• EXERCISE
Each line containing the word "greater" must be collected.

• SUPPLIED ENTRIES
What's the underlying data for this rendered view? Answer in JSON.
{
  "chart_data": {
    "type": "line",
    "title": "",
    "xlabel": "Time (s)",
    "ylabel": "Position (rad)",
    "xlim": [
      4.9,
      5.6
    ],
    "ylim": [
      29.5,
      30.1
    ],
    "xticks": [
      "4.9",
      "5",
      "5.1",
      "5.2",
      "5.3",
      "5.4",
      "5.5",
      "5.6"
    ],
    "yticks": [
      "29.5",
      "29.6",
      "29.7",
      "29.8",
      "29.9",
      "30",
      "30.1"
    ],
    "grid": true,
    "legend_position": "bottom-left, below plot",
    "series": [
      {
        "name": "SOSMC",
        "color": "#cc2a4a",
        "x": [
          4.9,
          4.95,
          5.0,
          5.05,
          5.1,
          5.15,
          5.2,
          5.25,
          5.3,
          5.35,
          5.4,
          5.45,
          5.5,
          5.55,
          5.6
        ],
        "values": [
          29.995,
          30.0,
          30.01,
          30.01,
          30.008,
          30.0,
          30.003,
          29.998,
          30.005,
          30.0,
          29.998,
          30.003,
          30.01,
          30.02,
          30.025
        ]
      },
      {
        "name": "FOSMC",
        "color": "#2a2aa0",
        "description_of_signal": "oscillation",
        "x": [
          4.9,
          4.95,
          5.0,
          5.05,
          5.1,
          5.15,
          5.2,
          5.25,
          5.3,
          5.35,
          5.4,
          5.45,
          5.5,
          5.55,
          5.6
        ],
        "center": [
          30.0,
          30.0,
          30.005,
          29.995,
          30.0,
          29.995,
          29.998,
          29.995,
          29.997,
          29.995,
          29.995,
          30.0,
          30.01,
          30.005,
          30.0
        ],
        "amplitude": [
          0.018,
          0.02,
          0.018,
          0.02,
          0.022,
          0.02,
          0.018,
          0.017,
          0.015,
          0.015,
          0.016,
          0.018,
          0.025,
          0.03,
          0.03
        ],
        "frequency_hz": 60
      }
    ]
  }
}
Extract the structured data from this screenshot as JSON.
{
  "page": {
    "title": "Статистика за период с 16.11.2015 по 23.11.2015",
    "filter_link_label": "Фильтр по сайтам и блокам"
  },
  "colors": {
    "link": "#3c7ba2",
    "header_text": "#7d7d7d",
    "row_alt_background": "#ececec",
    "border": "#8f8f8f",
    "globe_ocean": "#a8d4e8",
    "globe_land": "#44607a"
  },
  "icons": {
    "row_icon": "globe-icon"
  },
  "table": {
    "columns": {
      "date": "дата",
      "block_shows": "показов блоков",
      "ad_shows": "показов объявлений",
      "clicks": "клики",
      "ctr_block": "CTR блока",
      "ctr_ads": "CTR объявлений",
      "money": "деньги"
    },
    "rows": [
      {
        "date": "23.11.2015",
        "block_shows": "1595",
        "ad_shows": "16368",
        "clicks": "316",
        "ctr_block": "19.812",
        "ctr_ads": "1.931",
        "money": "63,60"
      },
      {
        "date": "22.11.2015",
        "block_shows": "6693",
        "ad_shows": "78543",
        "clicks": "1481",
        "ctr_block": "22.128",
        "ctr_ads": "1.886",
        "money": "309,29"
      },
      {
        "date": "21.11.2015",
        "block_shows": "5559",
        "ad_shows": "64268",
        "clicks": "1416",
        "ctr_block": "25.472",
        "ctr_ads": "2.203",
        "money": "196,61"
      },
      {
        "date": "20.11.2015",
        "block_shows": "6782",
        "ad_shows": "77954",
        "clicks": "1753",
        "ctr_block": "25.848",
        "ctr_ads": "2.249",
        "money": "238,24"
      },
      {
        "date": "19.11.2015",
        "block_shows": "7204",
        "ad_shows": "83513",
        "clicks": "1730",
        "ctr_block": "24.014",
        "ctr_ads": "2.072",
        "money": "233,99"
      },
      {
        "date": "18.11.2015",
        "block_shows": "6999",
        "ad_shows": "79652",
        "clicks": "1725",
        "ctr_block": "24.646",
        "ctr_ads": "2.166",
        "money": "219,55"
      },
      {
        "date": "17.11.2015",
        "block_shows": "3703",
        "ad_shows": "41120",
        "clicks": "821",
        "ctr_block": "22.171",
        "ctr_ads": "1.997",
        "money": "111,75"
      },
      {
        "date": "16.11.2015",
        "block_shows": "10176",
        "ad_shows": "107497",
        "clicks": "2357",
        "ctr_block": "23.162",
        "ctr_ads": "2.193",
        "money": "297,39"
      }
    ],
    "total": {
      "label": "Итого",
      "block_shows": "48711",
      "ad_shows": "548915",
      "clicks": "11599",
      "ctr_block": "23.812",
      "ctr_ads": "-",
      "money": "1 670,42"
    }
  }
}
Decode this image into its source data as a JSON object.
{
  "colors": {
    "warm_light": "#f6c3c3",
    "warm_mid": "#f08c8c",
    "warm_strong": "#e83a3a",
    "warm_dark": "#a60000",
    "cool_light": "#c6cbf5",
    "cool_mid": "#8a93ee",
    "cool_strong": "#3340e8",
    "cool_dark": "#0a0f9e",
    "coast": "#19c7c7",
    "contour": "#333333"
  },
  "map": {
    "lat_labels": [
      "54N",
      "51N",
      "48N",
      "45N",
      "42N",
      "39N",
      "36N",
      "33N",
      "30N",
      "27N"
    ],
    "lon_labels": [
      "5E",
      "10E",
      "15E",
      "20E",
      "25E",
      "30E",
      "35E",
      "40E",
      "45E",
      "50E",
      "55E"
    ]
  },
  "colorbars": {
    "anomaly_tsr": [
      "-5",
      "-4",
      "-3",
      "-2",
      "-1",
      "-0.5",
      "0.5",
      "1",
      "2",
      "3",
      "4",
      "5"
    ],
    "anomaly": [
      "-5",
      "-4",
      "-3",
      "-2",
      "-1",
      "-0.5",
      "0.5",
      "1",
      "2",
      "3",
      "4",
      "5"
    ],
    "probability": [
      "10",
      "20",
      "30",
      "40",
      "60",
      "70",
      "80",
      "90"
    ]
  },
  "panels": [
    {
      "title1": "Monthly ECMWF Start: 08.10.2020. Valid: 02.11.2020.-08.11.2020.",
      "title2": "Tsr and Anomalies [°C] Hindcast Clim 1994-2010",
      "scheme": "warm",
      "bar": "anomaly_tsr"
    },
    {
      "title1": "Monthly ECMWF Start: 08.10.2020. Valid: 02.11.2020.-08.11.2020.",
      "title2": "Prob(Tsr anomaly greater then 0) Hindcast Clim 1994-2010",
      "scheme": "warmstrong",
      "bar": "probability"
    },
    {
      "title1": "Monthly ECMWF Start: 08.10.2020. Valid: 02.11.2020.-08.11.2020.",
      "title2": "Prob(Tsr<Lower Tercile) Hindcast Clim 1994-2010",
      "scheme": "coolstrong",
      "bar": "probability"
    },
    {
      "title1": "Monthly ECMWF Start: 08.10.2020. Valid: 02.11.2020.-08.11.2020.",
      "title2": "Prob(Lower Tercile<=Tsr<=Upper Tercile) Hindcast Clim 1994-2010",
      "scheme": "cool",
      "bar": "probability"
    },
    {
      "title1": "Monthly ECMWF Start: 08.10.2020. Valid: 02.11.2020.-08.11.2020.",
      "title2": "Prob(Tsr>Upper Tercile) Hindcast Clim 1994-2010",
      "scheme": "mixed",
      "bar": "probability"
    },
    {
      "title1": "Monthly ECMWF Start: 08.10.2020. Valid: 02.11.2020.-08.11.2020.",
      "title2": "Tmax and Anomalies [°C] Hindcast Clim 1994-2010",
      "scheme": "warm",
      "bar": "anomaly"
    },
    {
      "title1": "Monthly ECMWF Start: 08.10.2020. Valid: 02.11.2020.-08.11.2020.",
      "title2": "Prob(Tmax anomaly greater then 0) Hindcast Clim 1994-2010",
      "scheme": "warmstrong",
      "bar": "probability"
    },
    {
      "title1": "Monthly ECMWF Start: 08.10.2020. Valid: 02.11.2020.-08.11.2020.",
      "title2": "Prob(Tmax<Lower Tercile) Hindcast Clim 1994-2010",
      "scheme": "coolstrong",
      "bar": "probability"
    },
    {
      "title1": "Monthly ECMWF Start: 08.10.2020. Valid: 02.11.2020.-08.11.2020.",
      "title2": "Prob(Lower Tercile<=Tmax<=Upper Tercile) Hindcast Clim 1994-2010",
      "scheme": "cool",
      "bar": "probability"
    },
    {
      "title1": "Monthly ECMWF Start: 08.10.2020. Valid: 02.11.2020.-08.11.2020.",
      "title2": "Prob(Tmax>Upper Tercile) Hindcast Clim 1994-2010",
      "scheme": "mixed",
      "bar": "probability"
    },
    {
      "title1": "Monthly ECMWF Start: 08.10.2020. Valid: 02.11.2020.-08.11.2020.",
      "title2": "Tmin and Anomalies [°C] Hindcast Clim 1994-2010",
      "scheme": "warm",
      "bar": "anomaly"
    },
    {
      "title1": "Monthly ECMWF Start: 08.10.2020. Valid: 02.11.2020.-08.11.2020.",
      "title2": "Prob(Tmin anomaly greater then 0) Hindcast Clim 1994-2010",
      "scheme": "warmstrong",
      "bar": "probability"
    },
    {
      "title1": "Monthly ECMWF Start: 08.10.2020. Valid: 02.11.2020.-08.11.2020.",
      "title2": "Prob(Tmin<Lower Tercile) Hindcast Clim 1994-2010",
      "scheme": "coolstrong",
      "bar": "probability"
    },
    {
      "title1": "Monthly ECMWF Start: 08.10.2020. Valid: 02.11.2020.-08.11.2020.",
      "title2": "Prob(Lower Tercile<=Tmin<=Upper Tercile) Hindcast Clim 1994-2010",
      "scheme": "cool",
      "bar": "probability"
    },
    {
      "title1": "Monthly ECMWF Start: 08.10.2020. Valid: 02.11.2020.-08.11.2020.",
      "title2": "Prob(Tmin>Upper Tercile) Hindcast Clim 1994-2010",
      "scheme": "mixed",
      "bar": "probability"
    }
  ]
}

• SOLUTION TO THIS TASK
      "title2": "Prob(Tsr anomaly greater then 0) Hindcast Clim 1994-2010",
      "title2": "Prob(Tmax anomaly greater then 0) Hindcast Clim 1994-2010",
      "title2": "Prob(Tmin anomaly greater then 0) Hindcast Clim 1994-2010",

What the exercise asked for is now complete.